Robert said he didn't understand the actual problem. His
understanding was that if a coroutine or thread entered a
synchronized block and then got interrupted, when it woke up
again, it would still have the lock. He considered that the
correct semantics. Rikki said that was right, except for the part
where it might never wake up. Robert said that sounded like
solving deadlocks in the wrong way. Taking resources away from
other threads or coroutines was not how people normally avoided
deadlocks, except in a few academic languages that had failed
horribly. If that was the proposed direction, he would strongly
oppose it.
Rikki clarified that he was not proposing taking the lock away.
The problem was that if one coroutine went to sleep while holding
a lock, another coroutine might try to acquire that lock, fail,
and prevent the original coroutine from ever waking up. Steve
pointed out that internally, when entering a synchronized block,
a coroutine would have to sleep until the lock was available
anyway. Rikki said some languages and runtimes allowed yielding
while waiting for a lock, but people had found that it caused
deadlocks.
Steve said deadlocks would happen if synchronized code wasn't
written correctly, and that was a fact of life. Átila mentioned
Pony as a language without deadlocks because it didn't have
locks, though it had a complicated type system to support that
model.
Walter said yielding inside a synchronized block screamed bug to
him. Rikki agreed and said it shouldn't be allowed. Walter said
the language did not know what a yield was because D didn't have
a yield feature. Átila noted that with stackless coroutines, the
compiler would know. Walter said stackless coroutines were a
different synchronization issue from `synchronized` on a monitor.
They were just incompatible with each other.
Átila summarized the oddness of the discussion. They were talking
about a feature that didn't exist yet, that might cause problems
with `synchronized`, and that somehow related to the class
monitor. He again proposed removing the monitor and
`synchronized` in an edition. Robert said he would put his name
on that. Walter said he thought `synchronized` was obsolete.
Steve thought they would get pushback and probably hear good
reasons why people used it. Walter said that was reasonable.
Every time he tried to eliminate something, somebody had built
their entire store around it.
The rough outcome was that we should look at removing
`synchronized`, and Rikki should provide concrete examples or
precedents from other languages if he wanted to argue for
retaining it or enforcing restrictions around coroutine yields.
### DIP 1000
Átila brought up something he'd been investigating with DIP 1000.

☆ ☆ ☆

From the meeting discussion on synchronized blocks and coroutines, output the passage from "Átila summarized the" up to and including "that was reasonable.", copied word for word. The records that come next are unrelated material and stand apart from the discussion text.

-- Given entries --
☆ ☆ ☆

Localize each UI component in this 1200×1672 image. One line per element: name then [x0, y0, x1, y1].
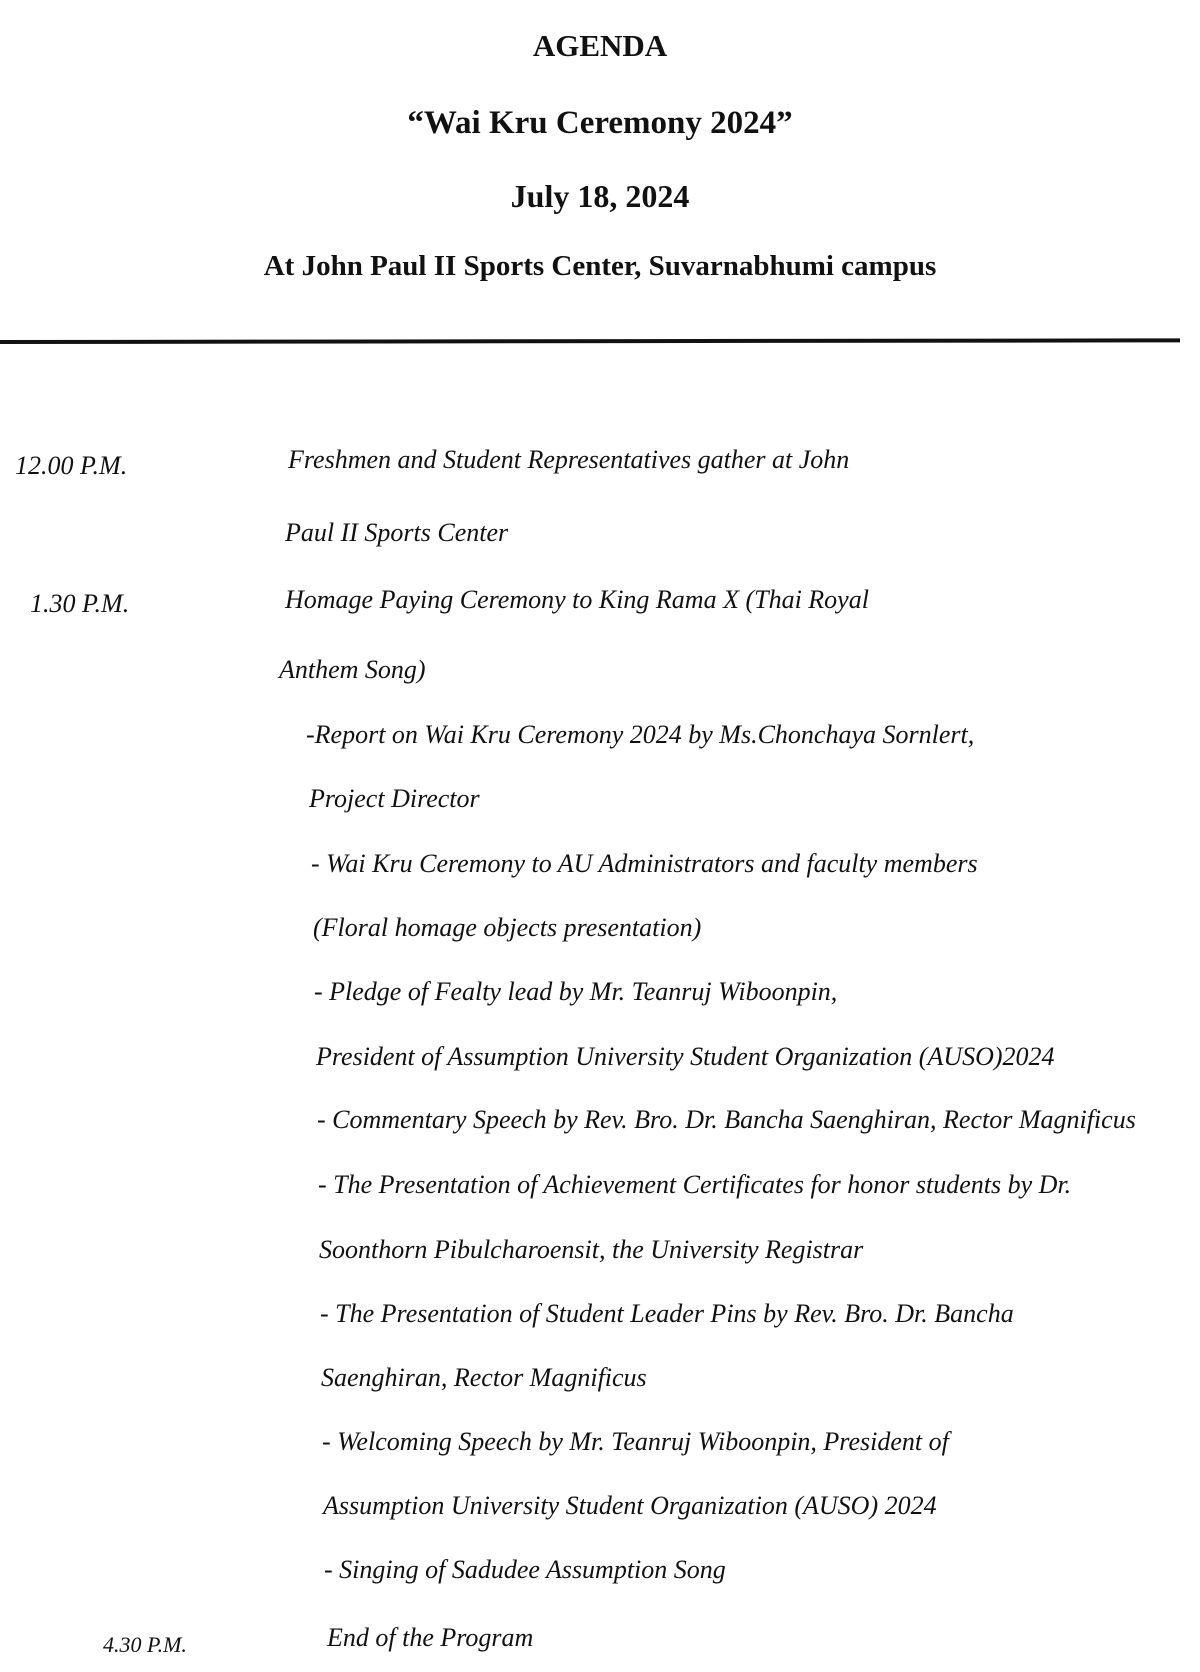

☆ ☆ ☆

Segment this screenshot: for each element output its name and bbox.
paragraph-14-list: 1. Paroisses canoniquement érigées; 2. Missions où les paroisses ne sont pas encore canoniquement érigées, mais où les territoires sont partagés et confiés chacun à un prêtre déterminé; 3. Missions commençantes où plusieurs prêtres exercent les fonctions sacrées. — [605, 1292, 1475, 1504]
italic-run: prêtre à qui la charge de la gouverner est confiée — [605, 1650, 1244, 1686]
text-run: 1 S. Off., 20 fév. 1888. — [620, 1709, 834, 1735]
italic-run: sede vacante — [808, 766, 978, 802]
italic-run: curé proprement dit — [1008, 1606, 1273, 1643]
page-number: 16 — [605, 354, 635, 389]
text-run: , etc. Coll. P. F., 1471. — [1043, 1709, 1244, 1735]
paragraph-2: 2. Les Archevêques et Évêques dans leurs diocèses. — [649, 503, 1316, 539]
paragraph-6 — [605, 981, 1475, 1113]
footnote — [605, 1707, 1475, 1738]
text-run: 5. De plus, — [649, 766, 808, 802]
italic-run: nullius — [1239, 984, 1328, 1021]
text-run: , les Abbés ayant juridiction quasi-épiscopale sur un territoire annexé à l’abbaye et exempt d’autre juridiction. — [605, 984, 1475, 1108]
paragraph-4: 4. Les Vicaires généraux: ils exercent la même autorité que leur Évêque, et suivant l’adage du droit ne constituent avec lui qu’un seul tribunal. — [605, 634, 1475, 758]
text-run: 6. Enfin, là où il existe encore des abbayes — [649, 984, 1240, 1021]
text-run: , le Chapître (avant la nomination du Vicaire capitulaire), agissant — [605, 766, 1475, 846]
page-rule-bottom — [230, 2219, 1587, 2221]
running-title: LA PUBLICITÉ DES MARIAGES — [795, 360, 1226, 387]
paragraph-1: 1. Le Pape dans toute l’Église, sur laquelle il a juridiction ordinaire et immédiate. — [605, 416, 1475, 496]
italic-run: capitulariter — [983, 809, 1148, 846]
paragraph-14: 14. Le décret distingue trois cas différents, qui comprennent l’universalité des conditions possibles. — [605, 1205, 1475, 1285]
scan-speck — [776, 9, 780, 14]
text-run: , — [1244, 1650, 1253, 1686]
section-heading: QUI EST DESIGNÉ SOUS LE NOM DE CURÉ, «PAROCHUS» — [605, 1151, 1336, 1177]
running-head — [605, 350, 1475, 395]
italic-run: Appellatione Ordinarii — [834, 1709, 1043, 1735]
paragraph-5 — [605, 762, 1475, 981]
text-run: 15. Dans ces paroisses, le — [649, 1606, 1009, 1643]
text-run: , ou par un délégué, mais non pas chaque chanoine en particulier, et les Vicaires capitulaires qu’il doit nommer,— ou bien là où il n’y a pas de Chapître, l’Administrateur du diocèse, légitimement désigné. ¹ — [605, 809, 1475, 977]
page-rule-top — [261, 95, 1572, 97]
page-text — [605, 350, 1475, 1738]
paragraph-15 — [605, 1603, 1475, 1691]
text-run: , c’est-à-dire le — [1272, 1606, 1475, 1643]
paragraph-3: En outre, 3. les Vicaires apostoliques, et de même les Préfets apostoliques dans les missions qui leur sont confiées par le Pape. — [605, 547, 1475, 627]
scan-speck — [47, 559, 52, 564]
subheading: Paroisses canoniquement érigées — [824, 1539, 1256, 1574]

☆ ☆ ☆

-- Output below --
Átila summarized the oddness of the discussion. They were talking
about a feature that didn't exist yet, that might cause problems
with `synchronized`, and that somehow related to the class
monitor. He again proposed removing the monitor and
`synchronized` in an edition. Robert said he would put his name
on that. Walter said he thought `synchronized` was obsolete.
Steve thought they would get pushback and probably hear good
reasons why people used it. Walter said that was reasonable.